* [DATASET CONTENT]:

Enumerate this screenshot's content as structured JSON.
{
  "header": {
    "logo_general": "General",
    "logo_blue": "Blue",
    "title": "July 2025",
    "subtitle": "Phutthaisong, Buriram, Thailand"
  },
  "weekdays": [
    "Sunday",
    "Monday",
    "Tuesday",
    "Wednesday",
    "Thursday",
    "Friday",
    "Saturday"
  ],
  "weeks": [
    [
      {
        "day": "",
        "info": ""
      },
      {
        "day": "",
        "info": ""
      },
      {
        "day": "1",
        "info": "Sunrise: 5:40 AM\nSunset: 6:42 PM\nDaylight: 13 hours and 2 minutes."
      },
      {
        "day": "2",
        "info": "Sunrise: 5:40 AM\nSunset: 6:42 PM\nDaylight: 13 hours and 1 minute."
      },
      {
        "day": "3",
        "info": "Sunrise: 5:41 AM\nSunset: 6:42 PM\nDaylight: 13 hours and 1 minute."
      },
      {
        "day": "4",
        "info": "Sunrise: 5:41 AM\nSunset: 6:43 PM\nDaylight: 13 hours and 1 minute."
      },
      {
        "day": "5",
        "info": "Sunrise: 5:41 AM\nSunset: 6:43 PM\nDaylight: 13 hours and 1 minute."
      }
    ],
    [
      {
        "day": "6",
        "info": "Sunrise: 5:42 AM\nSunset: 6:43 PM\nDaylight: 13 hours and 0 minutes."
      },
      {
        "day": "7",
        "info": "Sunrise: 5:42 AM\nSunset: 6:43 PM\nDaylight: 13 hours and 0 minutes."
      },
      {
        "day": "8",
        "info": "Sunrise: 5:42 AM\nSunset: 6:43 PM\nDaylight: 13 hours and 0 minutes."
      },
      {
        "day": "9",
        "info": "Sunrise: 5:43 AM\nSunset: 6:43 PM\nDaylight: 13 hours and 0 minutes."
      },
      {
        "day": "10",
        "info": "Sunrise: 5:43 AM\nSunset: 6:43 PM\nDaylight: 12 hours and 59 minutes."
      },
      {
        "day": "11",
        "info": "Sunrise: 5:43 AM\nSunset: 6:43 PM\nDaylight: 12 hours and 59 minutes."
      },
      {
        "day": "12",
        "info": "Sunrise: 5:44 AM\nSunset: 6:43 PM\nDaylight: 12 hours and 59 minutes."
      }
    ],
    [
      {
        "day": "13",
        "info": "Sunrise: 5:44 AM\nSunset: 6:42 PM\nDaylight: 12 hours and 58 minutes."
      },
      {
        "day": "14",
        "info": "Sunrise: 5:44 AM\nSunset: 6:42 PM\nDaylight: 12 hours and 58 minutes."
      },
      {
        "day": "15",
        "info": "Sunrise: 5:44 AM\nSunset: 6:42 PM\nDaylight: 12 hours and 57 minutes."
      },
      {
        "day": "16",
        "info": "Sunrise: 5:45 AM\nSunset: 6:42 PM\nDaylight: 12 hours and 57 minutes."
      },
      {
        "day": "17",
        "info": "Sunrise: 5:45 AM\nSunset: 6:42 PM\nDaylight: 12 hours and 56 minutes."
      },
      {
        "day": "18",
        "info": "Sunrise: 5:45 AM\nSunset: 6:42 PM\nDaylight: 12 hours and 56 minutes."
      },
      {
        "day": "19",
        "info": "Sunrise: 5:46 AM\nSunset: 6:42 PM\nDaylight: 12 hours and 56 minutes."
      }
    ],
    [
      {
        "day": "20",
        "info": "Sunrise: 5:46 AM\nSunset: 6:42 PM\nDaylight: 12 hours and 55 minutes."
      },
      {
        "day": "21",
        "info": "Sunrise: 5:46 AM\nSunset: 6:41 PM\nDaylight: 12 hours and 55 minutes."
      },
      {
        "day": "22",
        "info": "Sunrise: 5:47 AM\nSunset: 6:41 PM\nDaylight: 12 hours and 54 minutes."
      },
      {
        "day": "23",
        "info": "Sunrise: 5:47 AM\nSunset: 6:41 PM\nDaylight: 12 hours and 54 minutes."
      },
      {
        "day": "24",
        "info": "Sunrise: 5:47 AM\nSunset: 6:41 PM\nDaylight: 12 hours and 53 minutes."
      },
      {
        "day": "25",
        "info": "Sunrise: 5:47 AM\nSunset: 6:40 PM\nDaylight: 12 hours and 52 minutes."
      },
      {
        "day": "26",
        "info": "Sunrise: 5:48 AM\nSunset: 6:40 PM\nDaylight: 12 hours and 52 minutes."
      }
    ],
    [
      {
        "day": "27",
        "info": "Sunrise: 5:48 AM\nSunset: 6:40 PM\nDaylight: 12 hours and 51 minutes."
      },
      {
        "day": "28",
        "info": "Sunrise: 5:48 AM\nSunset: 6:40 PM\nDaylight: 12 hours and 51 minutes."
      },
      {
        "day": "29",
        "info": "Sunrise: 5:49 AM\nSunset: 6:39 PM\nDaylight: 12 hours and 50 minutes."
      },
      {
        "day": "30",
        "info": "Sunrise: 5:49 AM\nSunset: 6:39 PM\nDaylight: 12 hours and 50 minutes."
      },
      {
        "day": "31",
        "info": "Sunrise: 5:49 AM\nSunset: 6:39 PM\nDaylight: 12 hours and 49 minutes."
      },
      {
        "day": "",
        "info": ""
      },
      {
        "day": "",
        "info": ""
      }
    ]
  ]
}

* [WHAT YOU WILL DO]:
The records above should be duplicated in full, exactly as given.

* [EXERCISE ANSWER]:
Enumerate this screenshot's content as structured JSON.
{
  "header": {
    "logo_general": "General",
    "logo_blue": "Blue",
    "title": "July 2025",
    "subtitle": "Phutthaisong, Buriram, Thailand"
  },
  "weekdays": [
    "Sunday",
    "Monday",
    "Tuesday",
    "Wednesday",
    "Thursday",
    "Friday",
    "Saturday"
  ],
  "weeks": [
    [
      {
        "day": "",
        "info": ""
      },
      {
        "day": "",
        "info": ""
      },
      {
        "day": "1",
        "info": "Sunrise: 5:40 AM\nSunset: 6:42 PM\nDaylight: 13 hours and 2 minutes."
      },
      {
        "day": "2",
        "info": "Sunrise: 5:40 AM\nSunset: 6:42 PM\nDaylight: 13 hours and 1 minute."
      },
      {
        "day": "3",
        "info": "Sunrise: 5:41 AM\nSunset: 6:42 PM\nDaylight: 13 hours and 1 minute."
      },
      {
        "day": "4",
        "info": "Sunrise: 5:41 AM\nSunset: 6:43 PM\nDaylight: 13 hours and 1 minute."
      },
      {
        "day": "5",
        "info": "Sunrise: 5:41 AM\nSunset: 6:43 PM\nDaylight: 13 hours and 1 minute."
      }
    ],
    [
      {
        "day": "6",
        "info": "Sunrise: 5:42 AM\nSunset: 6:43 PM\nDaylight: 13 hours and 0 minutes."
      },
      {
        "day": "7",
        "info": "Sunrise: 5:42 AM\nSunset: 6:43 PM\nDaylight: 13 hours and 0 minutes."
      },
      {
        "day": "8",
        "info": "Sunrise: 5:42 AM\nSunset: 6:43 PM\nDaylight: 13 hours and 0 minutes."
      },
      {
        "day": "9",
        "info": "Sunrise: 5:43 AM\nSunset: 6:43 PM\nDaylight: 13 hours and 0 minutes."
      },
      {
        "day": "10",
        "info": "Sunrise: 5:43 AM\nSunset: 6:43 PM\nDaylight: 12 hours and 59 minutes."
      },
      {
        "day": "11",
        "info": "Sunrise: 5:43 AM\nSunset: 6:43 PM\nDaylight: 12 hours and 59 minutes."
      },
      {
        "day": "12",
        "info": "Sunrise: 5:44 AM\nSunset: 6:43 PM\nDaylight: 12 hours and 59 minutes."
      }
    ],
    [
      {
        "day": "13",
        "info": "Sunrise: 5:44 AM\nSunset: 6:42 PM\nDaylight: 12 hours and 58 minutes."
      },
      {
        "day": "14",
        "info": "Sunrise: 5:44 AM\nSunset: 6:42 PM\nDaylight: 12 hours and 58 minutes."
      },
      {
        "day": "15",
        "info": "Sunrise: 5:44 AM\nSunset: 6:42 PM\nDaylight: 12 hours and 57 minutes."
      },
      {
        "day": "16",
        "info": "Sunrise: 5:45 AM\nSunset: 6:42 PM\nDaylight: 12 hours and 57 minutes."
      },
      {
        "day": "17",
        "info": "Sunrise: 5:45 AM\nSunset: 6:42 PM\nDaylight: 12 hours and 56 minutes."
      },
      {
        "day": "18",
        "info": "Sunrise: 5:45 AM\nSunset: 6:42 PM\nDaylight: 12 hours and 56 minutes."
      },
      {
        "day": "19",
        "info": "Sunrise: 5:46 AM\nSunset: 6:42 PM\nDaylight: 12 hours and 56 minutes."
      }
    ],
    [
      {
        "day": "20",
        "info": "Sunrise: 5:46 AM\nSunset: 6:42 PM\nDaylight: 12 hours and 55 minutes."
      },
      {
        "day": "21",
        "info": "Sunrise: 5:46 AM\nSunset: 6:41 PM\nDaylight: 12 hours and 55 minutes."
      },
      {
        "day": "22",
        "info": "Sunrise: 5:47 AM\nSunset: 6:41 PM\nDaylight: 12 hours and 54 minutes."
      },
      {
        "day": "23",
        "info": "Sunrise: 5:47 AM\nSunset: 6:41 PM\nDaylight: 12 hours and 54 minutes."
      },
      {
        "day": "24",
        "info": "Sunrise: 5:47 AM\nSunset: 6:41 PM\nDaylight: 12 hours and 53 minutes."
      },
      {
        "day": "25",
        "info": "Sunrise: 5:47 AM\nSunset: 6:40 PM\nDaylight: 12 hours and 52 minutes."
      },
      {
        "day": "26",
        "info": "Sunrise: 5:48 AM\nSunset: 6:40 PM\nDaylight: 12 hours and 52 minutes."
      }
    ],
    [
      {
        "day": "27",
        "info": "Sunrise: 5:48 AM\nSunset: 6:40 PM\nDaylight: 12 hours and 51 minutes."
      },
      {
        "day": "28",
        "info": "Sunrise: 5:48 AM\nSunset: 6:40 PM\nDaylight: 12 hours and 51 minutes."
      },
      {
        "day": "29",
        "info": "Sunrise: 5:49 AM\nSunset: 6:39 PM\nDaylight: 12 hours and 50 minutes."
      },
      {
        "day": "30",
        "info": "Sunrise: 5:49 AM\nSunset: 6:39 PM\nDaylight: 12 hours and 50 minutes."
      },
      {
        "day": "31",
        "info": "Sunrise: 5:49 AM\nSunset: 6:39 PM\nDaylight: 12 hours and 49 minutes."
      },
      {
        "day": "",
        "info": ""
      },
      {
        "day": "",
        "info": ""
      }
    ]
  ]
}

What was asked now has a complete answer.